[Your objective] Reproduce the records below in full and word for word, excluding pictures.

※ ※ ※

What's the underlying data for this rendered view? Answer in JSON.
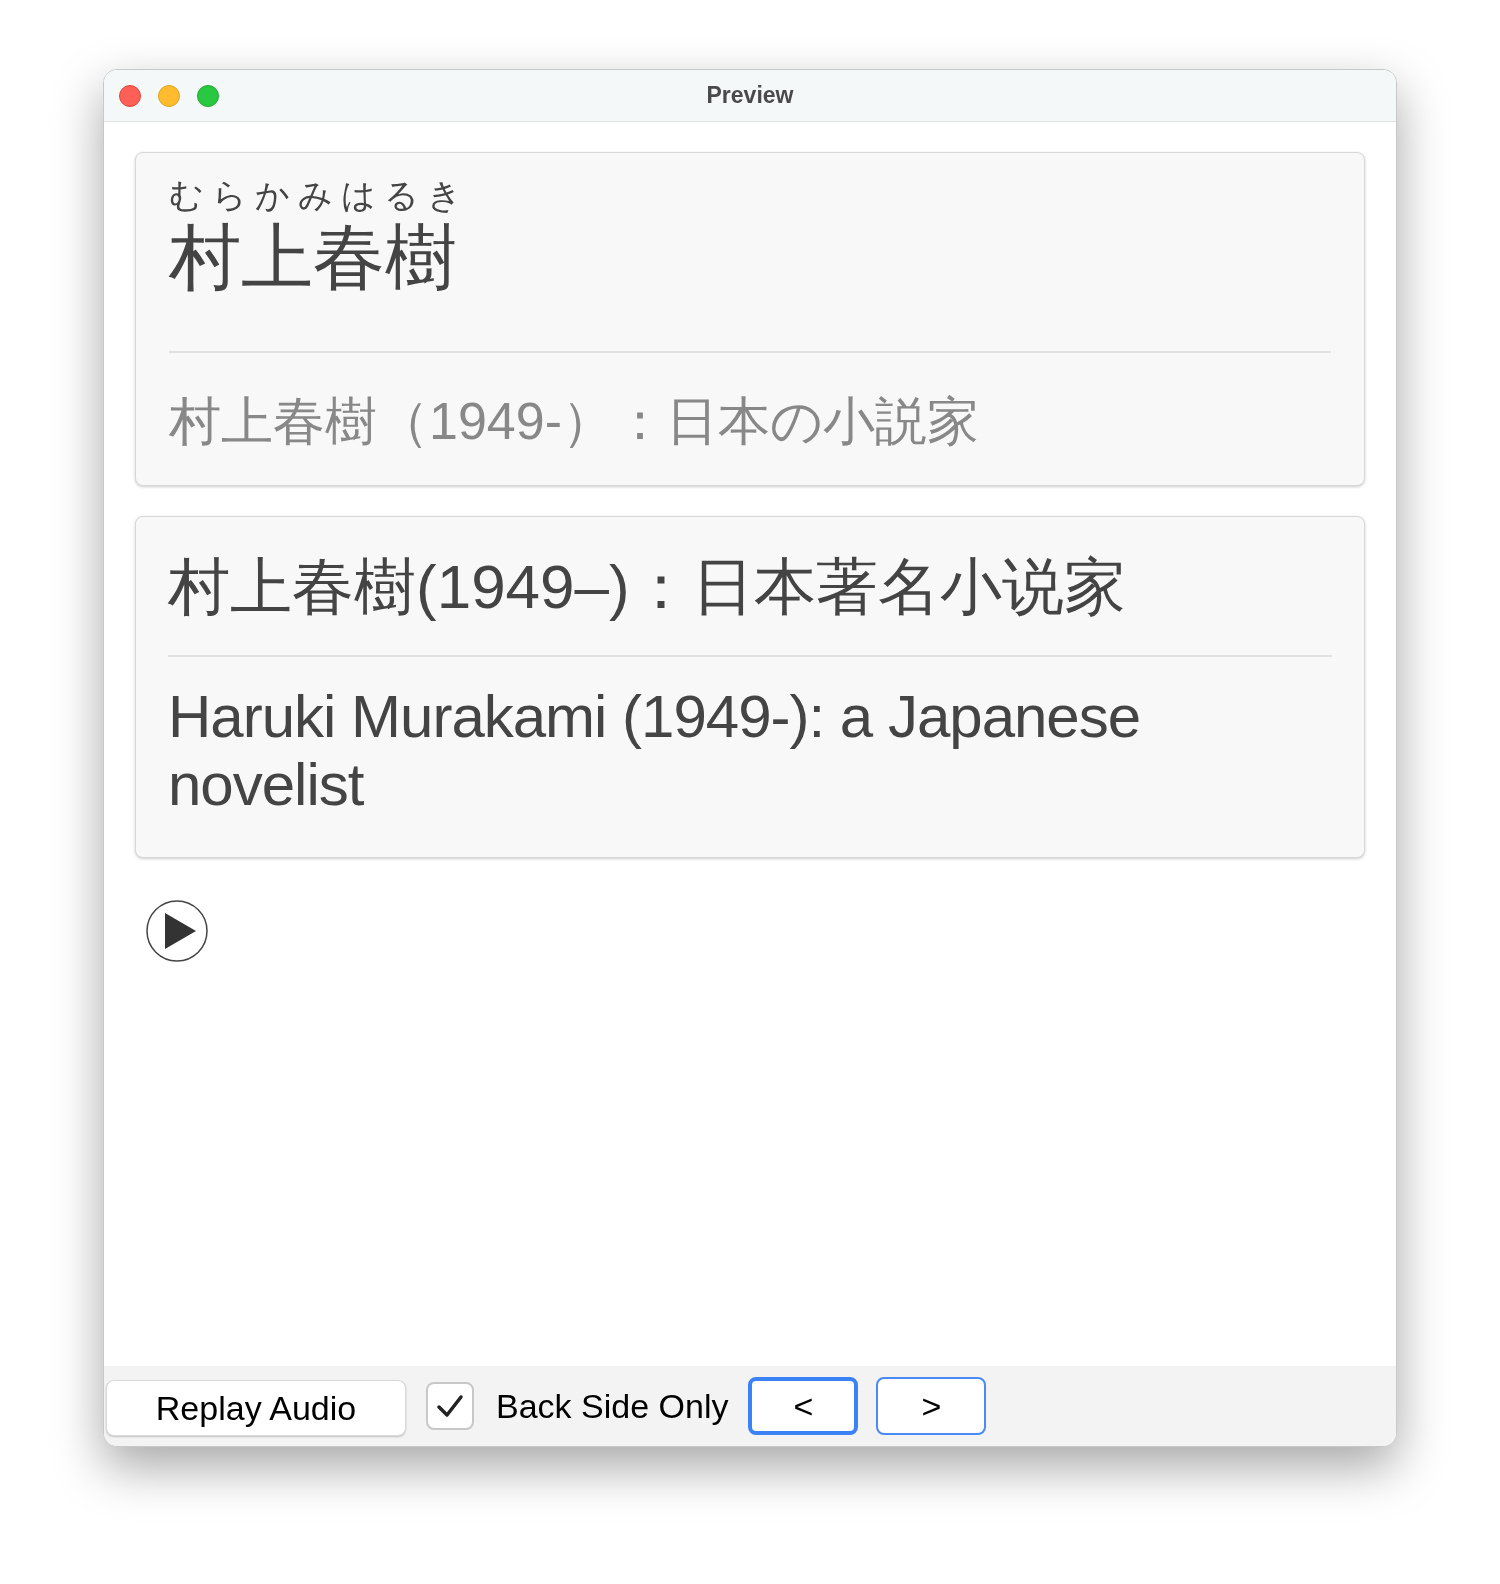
{
  "window": {
    "title": "Preview"
  },
  "front_card": {
    "reading": "むらかみはるき",
    "headword": "村上春樹",
    "definition": "村上春樹（1949-）：日本の小説家"
  },
  "back_card": {
    "chinese": "村上春樹(1949–)：日本著名小说家",
    "english": "Haruki Murakami (1949-): a Japanese novelist"
  },
  "toolbar": {
    "replay_button": "Replay Audio",
    "back_side_only": {
      "label": "Back Side Only",
      "checked": true
    },
    "nav_buttons": [
      {
        "label": "<",
        "focused": true
      },
      {
        "label": ">",
        "focused": false
      }
    ]
  }
}
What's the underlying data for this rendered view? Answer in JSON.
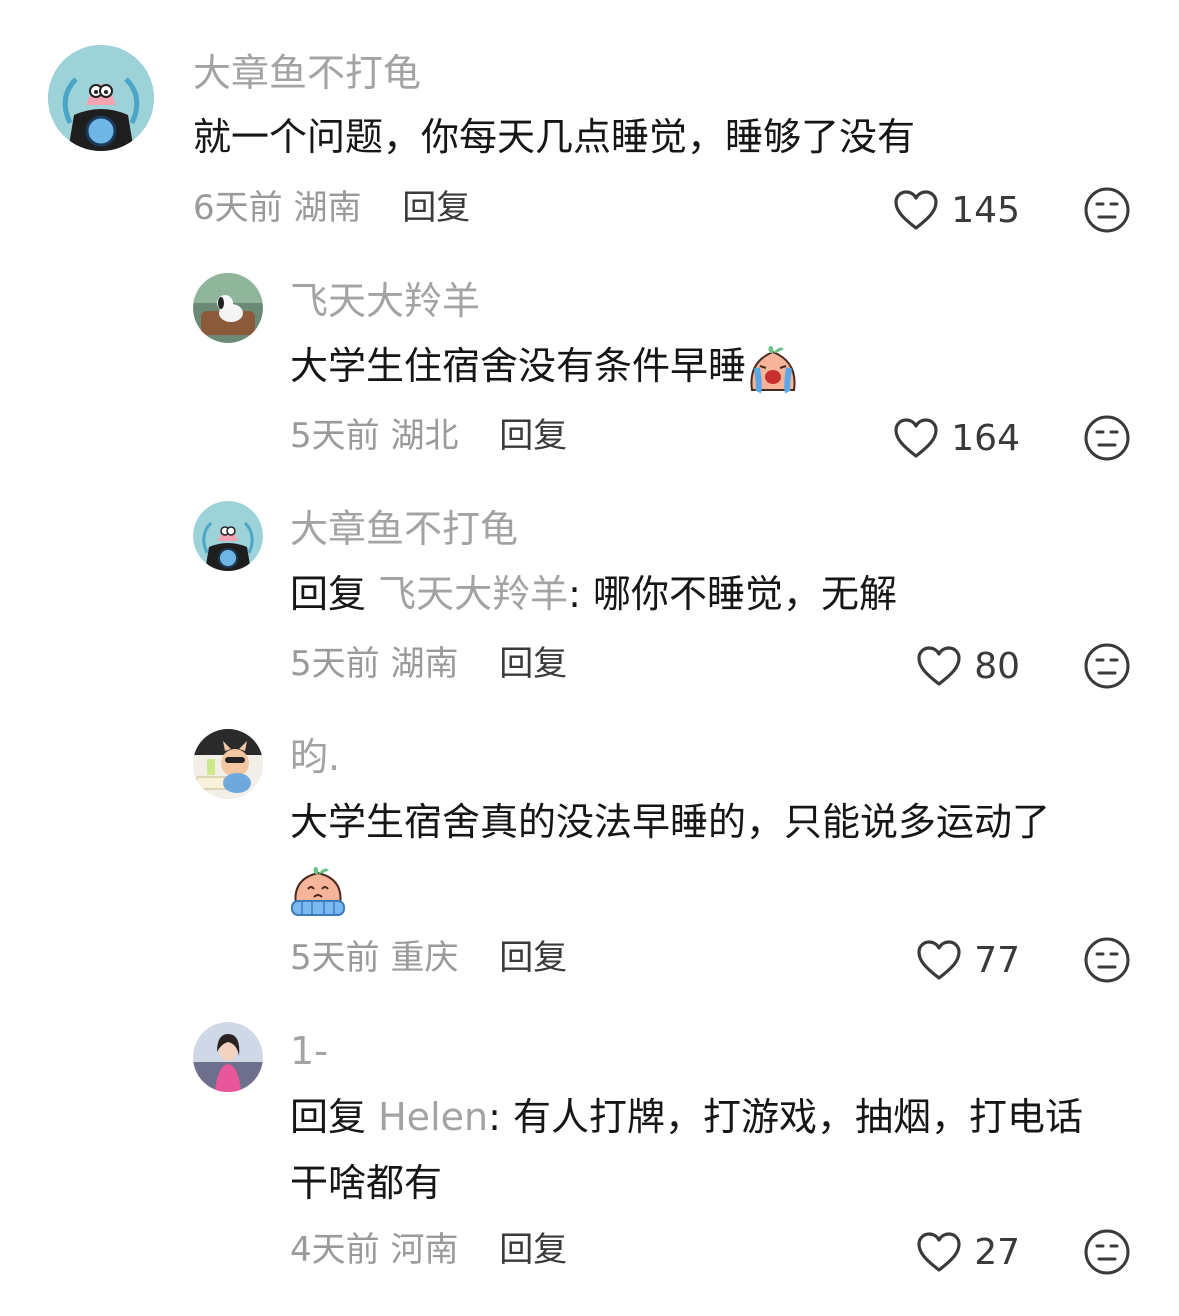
{
  "comments": [
    {
      "username": "大章鱼不打龟",
      "text": "就一个问题，你每天几点睡觉，睡够了没有",
      "time": "6天前",
      "location": "湖南",
      "reply_label": "回复",
      "likes": "145"
    },
    {
      "username": "飞天大羚羊",
      "text": "大学生住宿舍没有条件早睡",
      "emoji": "crying-face-emoji",
      "time": "5天前",
      "location": "湖北",
      "reply_label": "回复",
      "likes": "164"
    },
    {
      "username": "大章鱼不打龟",
      "reply_prefix": "回复",
      "mention": "飞天大羚羊",
      "text": ": 哪你不睡觉，无解",
      "time": "5天前",
      "location": "湖南",
      "reply_label": "回复",
      "likes": "80"
    },
    {
      "username": "昀.",
      "text": "大学生宿舍真的没法早睡的，只能说多运动了",
      "emoji": "crying-face-emoji",
      "time": "5天前",
      "location": "重庆",
      "reply_label": "回复",
      "likes": "77"
    },
    {
      "username": "1-",
      "reply_prefix": "回复",
      "mention": "Helen",
      "text": ": 有人打牌，打游戏，抽烟，打电话干啥都有",
      "time": "4天前",
      "location": "河南",
      "reply_label": "回复",
      "likes": "27"
    }
  ],
  "colors": {
    "username": "#a3a3a3",
    "text": "#161616",
    "meta": "#9a9a9a",
    "action": "#3a3a3a"
  }
}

※ ※ ※

[Result]
What's the underlying data for this rendered view? Answer in JSON.
{
  "window": {
    "title": "Preview"
  },
  "front_card": {
    "reading": "むらかみはるき",
    "headword": "村上春樹",
    "definition": "村上春樹（1949-）：日本の小説家"
  },
  "back_card": {
    "chinese": "村上春樹(1949–)：日本著名小说家",
    "english": "Haruki Murakami (1949-): a Japanese novelist"
  },
  "toolbar": {
    "replay_button": "Replay Audio",
    "back_side_only": {
      "label": "Back Side Only",
      "checked": true
    },
    "nav_buttons": [
      {
        "label": "<",
        "focused": true
      },
      {
        "label": ">",
        "focused": false
      }
    ]
  }
}
What's the underlying data for this rendered view? Answer in JSON.
{
  "comments": [
    {
      "username": "大章鱼不打龟",
      "text": "就一个问题，你每天几点睡觉，睡够了没有",
      "time": "6天前",
      "location": "湖南",
      "reply_label": "回复",
      "likes": "145"
    },
    {
      "username": "飞天大羚羊",
      "text": "大学生住宿舍没有条件早睡",
      "emoji": "crying-face-emoji",
      "time": "5天前",
      "location": "湖北",
      "reply_label": "回复",
      "likes": "164"
    },
    {
      "username": "大章鱼不打龟",
      "reply_prefix": "回复",
      "mention": "飞天大羚羊",
      "text": ": 哪你不睡觉，无解",
      "time": "5天前",
      "location": "湖南",
      "reply_label": "回复",
      "likes": "80"
    },
    {
      "username": "昀.",
      "text": "大学生宿舍真的没法早睡的，只能说多运动了",
      "emoji": "crying-face-emoji",
      "time": "5天前",
      "location": "重庆",
      "reply_label": "回复",
      "likes": "77"
    },
    {
      "username": "1-",
      "reply_prefix": "回复",
      "mention": "Helen",
      "text": ": 有人打牌，打游戏，抽烟，打电话干啥都有",
      "time": "4天前",
      "location": "河南",
      "reply_label": "回复",
      "likes": "27"
    }
  ],
  "colors": {
    "username": "#a3a3a3",
    "text": "#161616",
    "meta": "#9a9a9a",
    "action": "#3a3a3a"
  }
}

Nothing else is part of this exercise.